- **What you are asked to do**
The data below should be restated word for word, with every picture omitted.

- **Given data**
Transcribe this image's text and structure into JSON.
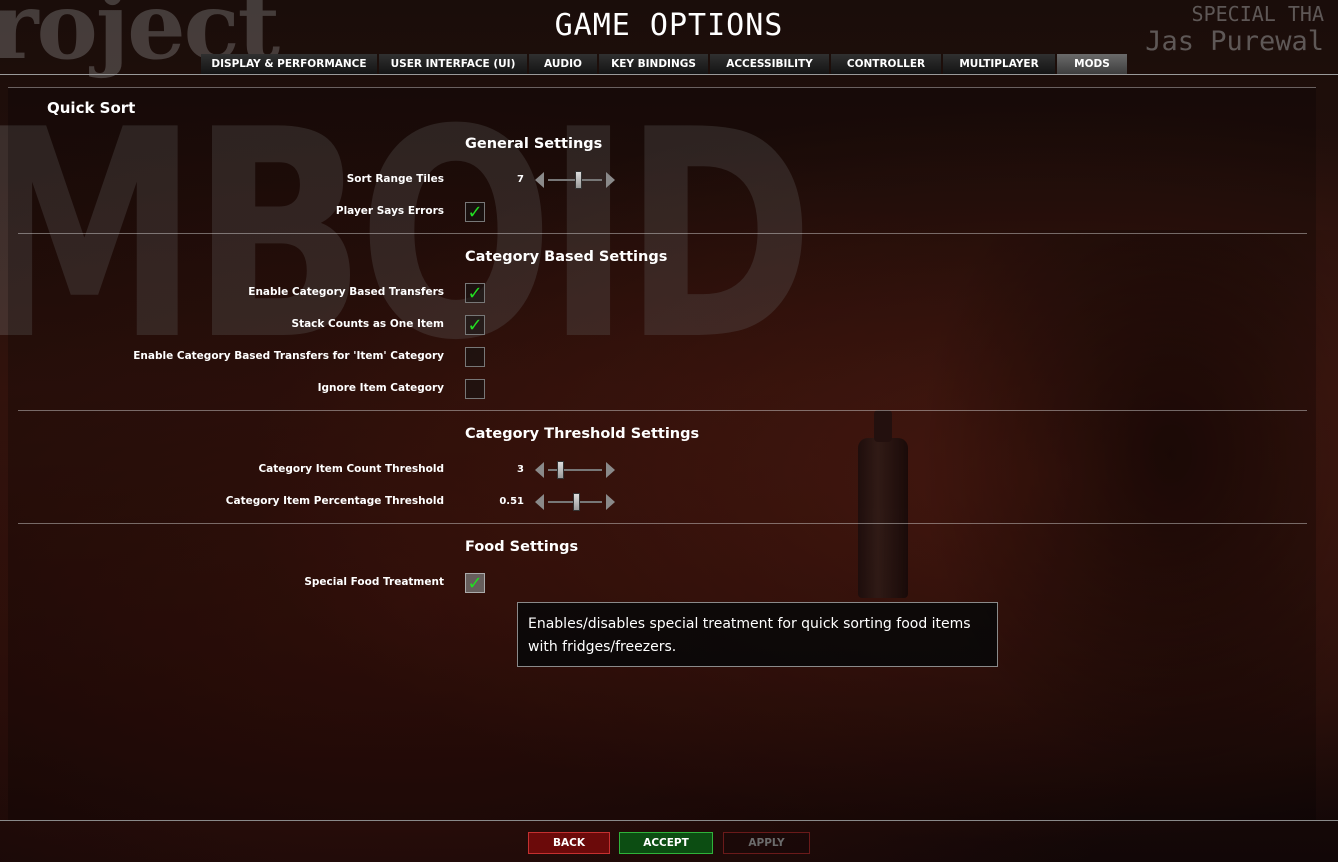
{
  "window": {
    "title": "GAME OPTIONS"
  },
  "background": {
    "logo_top": "roject",
    "logo_big": "MBOID",
    "credits_line1": "SPECIAL THA",
    "credits_line2": "Jas Purewal"
  },
  "tabs": [
    {
      "label": "DISPLAY & PERFORMANCE",
      "active": false
    },
    {
      "label": "USER INTERFACE (UI)",
      "active": false
    },
    {
      "label": "AUDIO",
      "active": false
    },
    {
      "label": "KEY BINDINGS",
      "active": false
    },
    {
      "label": "ACCESSIBILITY",
      "active": false
    },
    {
      "label": "CONTROLLER",
      "active": false
    },
    {
      "label": "MULTIPLAYER",
      "active": false
    },
    {
      "label": "MODS",
      "active": true
    }
  ],
  "mod": {
    "title": "Quick Sort"
  },
  "general": {
    "title": "General Settings",
    "sort_range": {
      "label": "Sort Range Tiles",
      "value": "7",
      "fraction": 0.55
    },
    "player_errors": {
      "label": "Player Says Errors",
      "checked": true
    }
  },
  "category": {
    "title": "Category Based Settings",
    "enable_transfers": {
      "label": "Enable Category Based Transfers",
      "checked": true
    },
    "stack_counts": {
      "label": "Stack Counts as One Item",
      "checked": true
    },
    "item_category": {
      "label": "Enable Category Based Transfers for 'Item' Category",
      "checked": false
    },
    "ignore_item": {
      "label": "Ignore Item Category",
      "checked": false
    }
  },
  "threshold": {
    "title": "Category Threshold Settings",
    "count": {
      "label": "Category Item Count Threshold",
      "value": "3",
      "fraction": 0.22
    },
    "percentage": {
      "label": "Category Item Percentage Threshold",
      "value": "0.51",
      "fraction": 0.51
    }
  },
  "food": {
    "title": "Food Settings",
    "special": {
      "label": "Special Food Treatment",
      "checked": true
    }
  },
  "tooltip": {
    "text": "Enables/disables special treatment for quick sorting food items with fridges/freezers."
  },
  "buttons": {
    "back": "BACK",
    "accept": "ACCEPT",
    "apply": "APPLY"
  },
  "check_glyph": "✓",
  "colors": {
    "check": "#22dd22",
    "back": "#6b0a0a",
    "accept": "#0c4d12"
  }
}
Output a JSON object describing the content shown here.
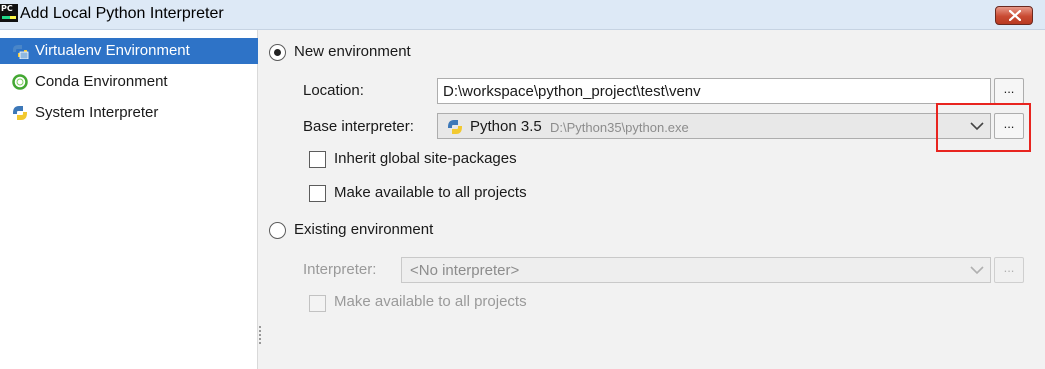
{
  "window": {
    "title": "Add Local Python Interpreter",
    "app_icon_text": "PC"
  },
  "sidebar": {
    "items": [
      {
        "label": "Virtualenv Environment",
        "icon": "virtualenv-icon",
        "selected": true
      },
      {
        "label": "Conda Environment",
        "icon": "conda-icon",
        "selected": false
      },
      {
        "label": "System Interpreter",
        "icon": "python-icon",
        "selected": false
      }
    ]
  },
  "new_env": {
    "radio_label": "New environment",
    "selected": true,
    "location_label": "Location:",
    "location_value": "D:\\workspace\\python_project\\test\\venv",
    "browse_label": "...",
    "base_interpreter_label": "Base interpreter:",
    "base_interpreter_name": "Python 3.5",
    "base_interpreter_path": "D:\\Python35\\python.exe",
    "inherit_label": "Inherit global site-packages",
    "inherit_checked": false,
    "make_available_label": "Make available to all projects",
    "make_available_checked": false
  },
  "existing_env": {
    "radio_label": "Existing environment",
    "selected": false,
    "interpreter_label": "Interpreter:",
    "interpreter_value": "<No interpreter>",
    "browse_label": "...",
    "make_available_label": "Make available to all projects",
    "make_available_checked": false
  },
  "colors": {
    "selection": "#2e73c7",
    "highlight_box": "#e8241f",
    "titlebar": "#dde9f6"
  }
}
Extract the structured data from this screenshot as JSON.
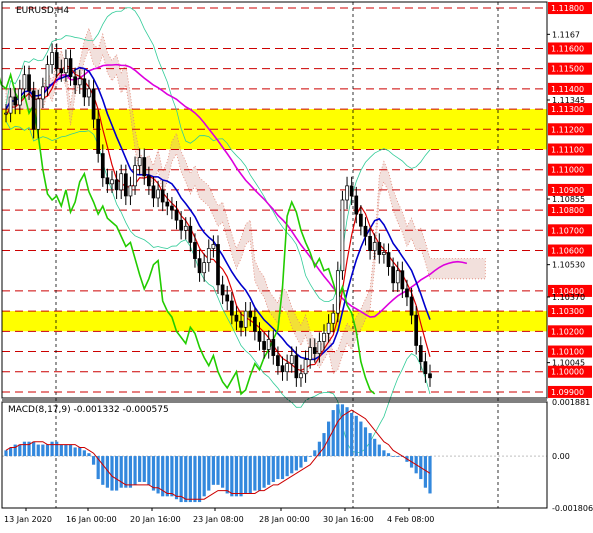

- **Solution to the problem**
Transcribe this image's text and structure into JSON.
{
  "window": {
    "title": "GAME OPTIONS"
  },
  "background": {
    "logo_top": "roject",
    "logo_big": "MBOID",
    "credits_line1": "SPECIAL THA",
    "credits_line2": "Jas Purewal"
  },
  "tabs": [
    {
      "label": "DISPLAY & PERFORMANCE",
      "active": false
    },
    {
      "label": "USER INTERFACE (UI)",
      "active": false
    },
    {
      "label": "AUDIO",
      "active": false
    },
    {
      "label": "KEY BINDINGS",
      "active": false
    },
    {
      "label": "ACCESSIBILITY",
      "active": false
    },
    {
      "label": "CONTROLLER",
      "active": false
    },
    {
      "label": "MULTIPLAYER",
      "active": false
    },
    {
      "label": "MODS",
      "active": true
    }
  ],
  "mod": {
    "title": "Quick Sort"
  },
  "general": {
    "title": "General Settings",
    "sort_range": {
      "label": "Sort Range Tiles",
      "value": "7",
      "fraction": 0.55
    },
    "player_errors": {
      "label": "Player Says Errors",
      "checked": true
    }
  },
  "category": {
    "title": "Category Based Settings",
    "enable_transfers": {
      "label": "Enable Category Based Transfers",
      "checked": true
    },
    "stack_counts": {
      "label": "Stack Counts as One Item",
      "checked": true
    },
    "item_category": {
      "label": "Enable Category Based Transfers for 'Item' Category",
      "checked": false
    },
    "ignore_item": {
      "label": "Ignore Item Category",
      "checked": false
    }
  },
  "threshold": {
    "title": "Category Threshold Settings",
    "count": {
      "label": "Category Item Count Threshold",
      "value": "3",
      "fraction": 0.22
    },
    "percentage": {
      "label": "Category Item Percentage Threshold",
      "value": "0.51",
      "fraction": 0.51
    }
  },
  "food": {
    "title": "Food Settings",
    "special": {
      "label": "Special Food Treatment",
      "checked": true
    }
  },
  "tooltip": {
    "text": "Enables/disables special treatment for quick sorting food items with fridges/freezers."
  },
  "buttons": {
    "back": "BACK",
    "accept": "ACCEPT",
    "apply": "APPLY"
  },
  "check_glyph": "✓",
  "colors": {
    "check": "#22dd22",
    "back": "#6b0a0a",
    "accept": "#0c4d12"
  }
}
Output a JSON object describing the content shown here.
{
  "window": {
    "title": "Add Local Python Interpreter",
    "app_icon_text": "PC"
  },
  "sidebar": {
    "items": [
      {
        "label": "Virtualenv Environment",
        "icon": "virtualenv-icon",
        "selected": true
      },
      {
        "label": "Conda Environment",
        "icon": "conda-icon",
        "selected": false
      },
      {
        "label": "System Interpreter",
        "icon": "python-icon",
        "selected": false
      }
    ]
  },
  "new_env": {
    "radio_label": "New environment",
    "selected": true,
    "location_label": "Location:",
    "location_value": "D:\\workspace\\python_project\\test\\venv",
    "browse_label": "...",
    "base_interpreter_label": "Base interpreter:",
    "base_interpreter_name": "Python 3.5",
    "base_interpreter_path": "D:\\Python35\\python.exe",
    "inherit_label": "Inherit global site-packages",
    "inherit_checked": false,
    "make_available_label": "Make available to all projects",
    "make_available_checked": false
  },
  "existing_env": {
    "radio_label": "Existing environment",
    "selected": false,
    "interpreter_label": "Interpreter:",
    "interpreter_value": "<No interpreter>",
    "browse_label": "...",
    "make_available_label": "Make available to all projects",
    "make_available_checked": false
  },
  "colors": {
    "selection": "#2e73c7",
    "highlight_box": "#e8241f",
    "titlebar": "#dde9f6"
  }
}
Extract the structured data from this screenshot as JSON.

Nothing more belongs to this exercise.